▶ [Data for the task]
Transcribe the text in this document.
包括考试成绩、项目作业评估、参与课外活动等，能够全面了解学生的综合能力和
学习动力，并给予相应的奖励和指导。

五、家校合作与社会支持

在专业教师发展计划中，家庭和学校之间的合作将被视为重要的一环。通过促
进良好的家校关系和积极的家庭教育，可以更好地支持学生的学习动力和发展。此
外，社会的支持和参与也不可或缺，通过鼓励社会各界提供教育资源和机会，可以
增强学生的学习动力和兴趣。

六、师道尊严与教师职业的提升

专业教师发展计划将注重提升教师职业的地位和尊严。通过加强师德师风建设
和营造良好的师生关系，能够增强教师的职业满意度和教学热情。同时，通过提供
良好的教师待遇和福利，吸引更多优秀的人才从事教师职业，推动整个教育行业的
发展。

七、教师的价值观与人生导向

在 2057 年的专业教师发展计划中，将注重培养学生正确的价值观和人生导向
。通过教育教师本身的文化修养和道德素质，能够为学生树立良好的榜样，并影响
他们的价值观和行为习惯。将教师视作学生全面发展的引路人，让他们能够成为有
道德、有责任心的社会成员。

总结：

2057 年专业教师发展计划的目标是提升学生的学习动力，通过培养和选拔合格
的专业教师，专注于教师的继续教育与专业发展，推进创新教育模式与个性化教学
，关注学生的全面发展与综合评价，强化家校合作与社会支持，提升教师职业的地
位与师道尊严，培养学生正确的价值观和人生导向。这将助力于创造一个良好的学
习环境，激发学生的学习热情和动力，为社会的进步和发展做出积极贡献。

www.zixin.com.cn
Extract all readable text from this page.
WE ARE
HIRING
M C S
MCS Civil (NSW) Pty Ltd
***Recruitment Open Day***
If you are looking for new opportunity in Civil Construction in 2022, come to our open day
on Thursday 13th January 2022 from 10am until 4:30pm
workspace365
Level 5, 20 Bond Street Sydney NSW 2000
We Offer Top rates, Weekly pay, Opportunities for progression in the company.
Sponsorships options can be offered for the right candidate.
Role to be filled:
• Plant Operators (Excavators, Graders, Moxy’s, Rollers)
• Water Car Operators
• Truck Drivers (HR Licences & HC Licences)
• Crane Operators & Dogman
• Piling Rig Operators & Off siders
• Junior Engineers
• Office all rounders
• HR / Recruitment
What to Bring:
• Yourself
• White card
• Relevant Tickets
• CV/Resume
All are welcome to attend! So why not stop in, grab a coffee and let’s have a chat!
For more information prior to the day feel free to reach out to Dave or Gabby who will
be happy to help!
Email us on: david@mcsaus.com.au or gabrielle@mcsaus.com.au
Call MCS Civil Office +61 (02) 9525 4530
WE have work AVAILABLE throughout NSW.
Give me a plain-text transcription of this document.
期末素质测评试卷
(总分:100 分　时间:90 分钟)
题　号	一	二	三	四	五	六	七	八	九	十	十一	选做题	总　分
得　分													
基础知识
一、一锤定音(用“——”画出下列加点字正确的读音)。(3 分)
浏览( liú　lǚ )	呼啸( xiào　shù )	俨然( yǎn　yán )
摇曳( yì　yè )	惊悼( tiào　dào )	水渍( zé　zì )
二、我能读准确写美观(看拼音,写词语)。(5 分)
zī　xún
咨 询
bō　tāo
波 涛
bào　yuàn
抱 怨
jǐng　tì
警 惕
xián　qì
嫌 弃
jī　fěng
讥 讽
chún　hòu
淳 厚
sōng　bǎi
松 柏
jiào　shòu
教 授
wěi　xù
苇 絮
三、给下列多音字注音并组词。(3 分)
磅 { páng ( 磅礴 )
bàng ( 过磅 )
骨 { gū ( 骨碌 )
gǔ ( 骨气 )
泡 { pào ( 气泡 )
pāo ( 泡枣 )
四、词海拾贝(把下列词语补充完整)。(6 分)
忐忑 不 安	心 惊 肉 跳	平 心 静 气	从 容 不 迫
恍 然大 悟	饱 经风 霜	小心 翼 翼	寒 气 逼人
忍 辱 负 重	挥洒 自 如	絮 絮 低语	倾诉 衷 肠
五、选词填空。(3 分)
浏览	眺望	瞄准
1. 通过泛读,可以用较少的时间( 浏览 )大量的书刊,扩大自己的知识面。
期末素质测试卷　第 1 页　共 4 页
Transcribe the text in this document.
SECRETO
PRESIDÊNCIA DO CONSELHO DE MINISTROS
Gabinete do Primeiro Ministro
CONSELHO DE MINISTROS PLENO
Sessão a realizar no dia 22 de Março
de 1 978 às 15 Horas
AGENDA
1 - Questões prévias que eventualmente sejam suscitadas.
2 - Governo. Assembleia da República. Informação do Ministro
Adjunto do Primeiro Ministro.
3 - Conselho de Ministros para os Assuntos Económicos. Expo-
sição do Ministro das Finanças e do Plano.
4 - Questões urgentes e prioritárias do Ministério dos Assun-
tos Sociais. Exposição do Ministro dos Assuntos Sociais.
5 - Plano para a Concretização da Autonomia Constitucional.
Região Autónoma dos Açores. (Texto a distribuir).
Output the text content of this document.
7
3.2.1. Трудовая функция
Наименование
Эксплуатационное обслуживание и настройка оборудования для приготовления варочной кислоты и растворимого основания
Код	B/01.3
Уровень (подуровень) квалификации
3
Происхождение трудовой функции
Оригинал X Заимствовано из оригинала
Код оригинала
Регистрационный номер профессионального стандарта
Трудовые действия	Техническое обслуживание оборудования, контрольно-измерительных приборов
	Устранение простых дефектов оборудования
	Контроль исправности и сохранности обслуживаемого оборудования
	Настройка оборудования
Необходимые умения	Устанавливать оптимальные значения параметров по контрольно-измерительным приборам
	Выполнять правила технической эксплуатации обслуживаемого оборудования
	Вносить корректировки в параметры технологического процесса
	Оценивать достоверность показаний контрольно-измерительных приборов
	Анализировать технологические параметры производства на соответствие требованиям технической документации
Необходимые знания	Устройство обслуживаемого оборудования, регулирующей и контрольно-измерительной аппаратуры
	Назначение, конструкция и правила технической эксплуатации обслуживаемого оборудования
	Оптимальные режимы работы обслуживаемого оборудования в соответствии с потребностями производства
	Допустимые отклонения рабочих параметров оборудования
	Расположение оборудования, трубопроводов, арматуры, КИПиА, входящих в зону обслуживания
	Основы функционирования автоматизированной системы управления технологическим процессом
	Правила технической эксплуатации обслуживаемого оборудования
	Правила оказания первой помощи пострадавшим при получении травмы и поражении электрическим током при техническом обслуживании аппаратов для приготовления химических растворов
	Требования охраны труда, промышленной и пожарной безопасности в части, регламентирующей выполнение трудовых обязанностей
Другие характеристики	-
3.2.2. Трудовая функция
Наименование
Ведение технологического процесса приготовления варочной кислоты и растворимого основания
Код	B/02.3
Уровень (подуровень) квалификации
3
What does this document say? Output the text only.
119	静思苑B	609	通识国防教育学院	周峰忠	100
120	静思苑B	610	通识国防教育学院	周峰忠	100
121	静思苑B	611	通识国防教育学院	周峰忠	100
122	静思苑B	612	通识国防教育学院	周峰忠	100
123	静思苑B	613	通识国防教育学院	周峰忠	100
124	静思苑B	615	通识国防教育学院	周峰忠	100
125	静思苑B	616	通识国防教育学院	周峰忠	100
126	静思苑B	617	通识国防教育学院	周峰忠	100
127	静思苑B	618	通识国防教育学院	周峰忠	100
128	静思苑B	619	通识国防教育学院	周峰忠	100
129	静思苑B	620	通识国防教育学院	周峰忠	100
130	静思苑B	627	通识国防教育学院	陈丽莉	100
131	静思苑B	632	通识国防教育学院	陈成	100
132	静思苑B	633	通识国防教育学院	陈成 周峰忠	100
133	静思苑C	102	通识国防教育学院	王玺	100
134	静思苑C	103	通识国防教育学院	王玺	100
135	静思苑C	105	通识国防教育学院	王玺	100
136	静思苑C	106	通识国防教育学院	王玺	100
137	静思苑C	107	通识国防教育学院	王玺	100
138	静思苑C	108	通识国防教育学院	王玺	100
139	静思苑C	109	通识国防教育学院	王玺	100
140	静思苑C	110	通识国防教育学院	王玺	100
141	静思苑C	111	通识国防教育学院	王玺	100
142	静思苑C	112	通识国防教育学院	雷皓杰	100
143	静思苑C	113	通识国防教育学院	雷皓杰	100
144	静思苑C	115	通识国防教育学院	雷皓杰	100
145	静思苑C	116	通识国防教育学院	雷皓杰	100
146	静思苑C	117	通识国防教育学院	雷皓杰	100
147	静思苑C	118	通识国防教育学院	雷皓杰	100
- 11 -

▶ [Stated task]
Where a line in the entries holds "приборов", copy that line.

▶ [The completed task]
Трудовые действия	Техническое обслуживание оборудования, контрольно-измерительных приборов
	Оценивать достоверность показаний контрольно-измерительных приборов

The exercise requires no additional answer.